Data for the task |
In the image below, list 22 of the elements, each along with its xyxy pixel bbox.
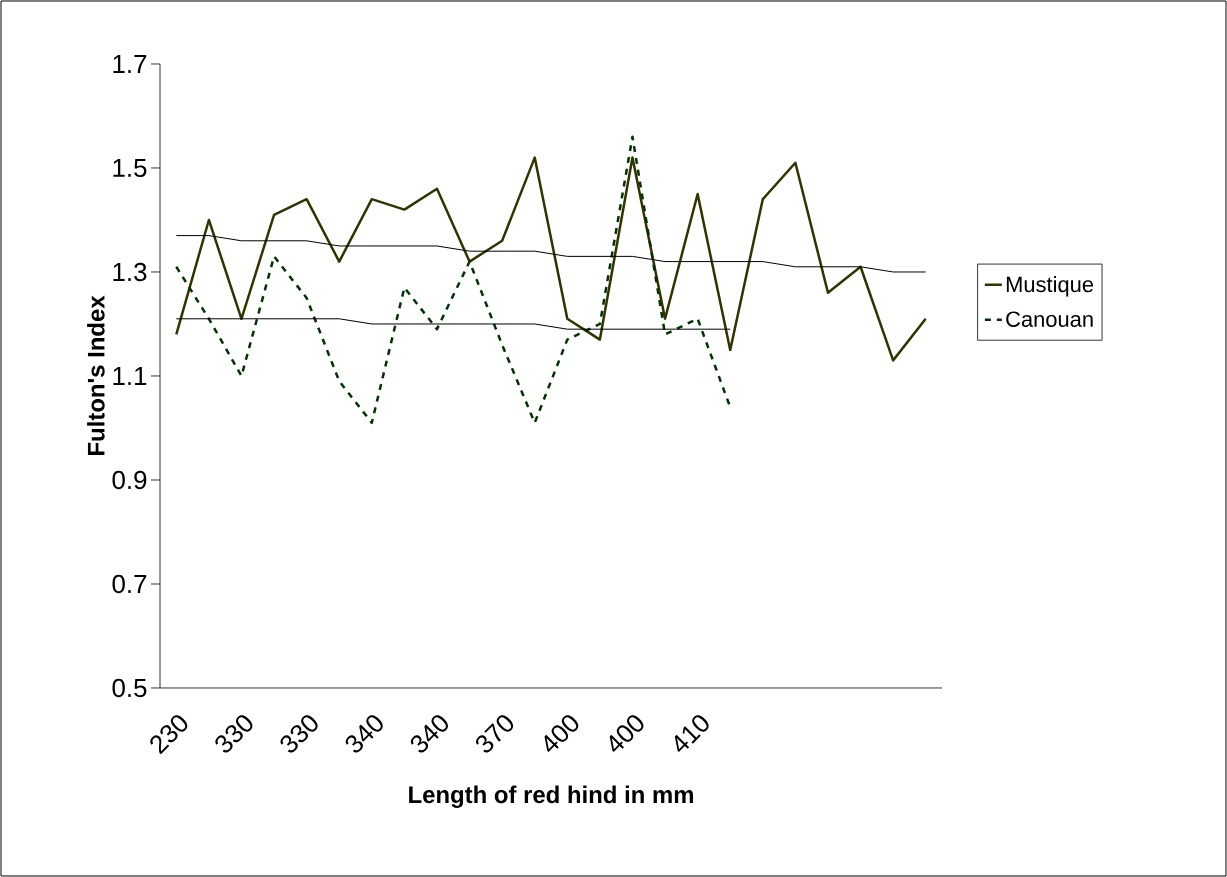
x-tick-label: 370 xyxy=(476,715,514,753)
y-tick-label: 1.1 xyxy=(113,367,147,385)
y-axis-title: Fulton's Index xyxy=(87,295,105,455)
x-tick-label: 400 xyxy=(544,715,579,752)
legend-label: Mustique xyxy=(1006,276,1094,297)
y-tick-label: 0.7 xyxy=(112,574,147,594)
line-series xyxy=(175,156,927,362)
x-tick-label: 400 xyxy=(609,715,644,752)
x-tick-label: 330 xyxy=(280,715,318,753)
x-tick-label: 340 xyxy=(345,715,383,753)
x-tick-label: 340 xyxy=(410,715,448,753)
x-axis-title: Length of red hind in mm xyxy=(409,785,694,808)
x-tick-label: 230 xyxy=(150,715,188,755)
y-tick-label: 0.5 xyxy=(112,678,147,698)
legend-label: Canouan xyxy=(1006,311,1093,327)
x-tick-label: 330 xyxy=(215,715,253,753)
line-series xyxy=(175,135,732,425)
y-tick-label: 1.5 xyxy=(113,158,147,178)
y-tick-label: 1.3 xyxy=(113,262,147,282)
y-tick-label: 1.7 xyxy=(113,55,147,73)
x-tick-label: 410 xyxy=(674,715,709,752)
y-tick-label: 0.9 xyxy=(112,470,147,490)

Description of the task | Pull every line from the entries above word for word, leaving the pictures out of your answer.

Result below |
In the image below, list 22 of the elements, each along with its xyxy pixel bbox.
x-tick-label: 370 xyxy=(476,715,514,753)
y-tick-label: 1.1 xyxy=(113,367,147,385)
y-axis-title: Fulton's Index xyxy=(87,295,105,455)
x-tick-label: 400 xyxy=(544,715,579,752)
legend-label: Mustique xyxy=(1006,276,1094,297)
y-tick-label: 0.7 xyxy=(112,574,147,594)
line-series xyxy=(175,156,927,362)
x-tick-label: 400 xyxy=(609,715,644,752)
x-tick-label: 330 xyxy=(280,715,318,753)
x-tick-label: 340 xyxy=(345,715,383,753)
x-tick-label: 340 xyxy=(410,715,448,753)
x-axis-title: Length of red hind in mm xyxy=(409,785,694,808)
x-tick-label: 230 xyxy=(150,715,188,755)
y-tick-label: 0.5 xyxy=(112,678,147,698)
legend-label: Canouan xyxy=(1006,311,1093,327)
x-tick-label: 330 xyxy=(215,715,253,753)
line-series xyxy=(175,135,732,425)
y-tick-label: 1.5 xyxy=(113,158,147,178)
y-tick-label: 1.3 xyxy=(113,262,147,282)
y-tick-label: 1.7 xyxy=(113,55,147,73)
x-tick-label: 410 xyxy=(674,715,709,752)
y-tick-label: 0.9 xyxy=(112,470,147,490)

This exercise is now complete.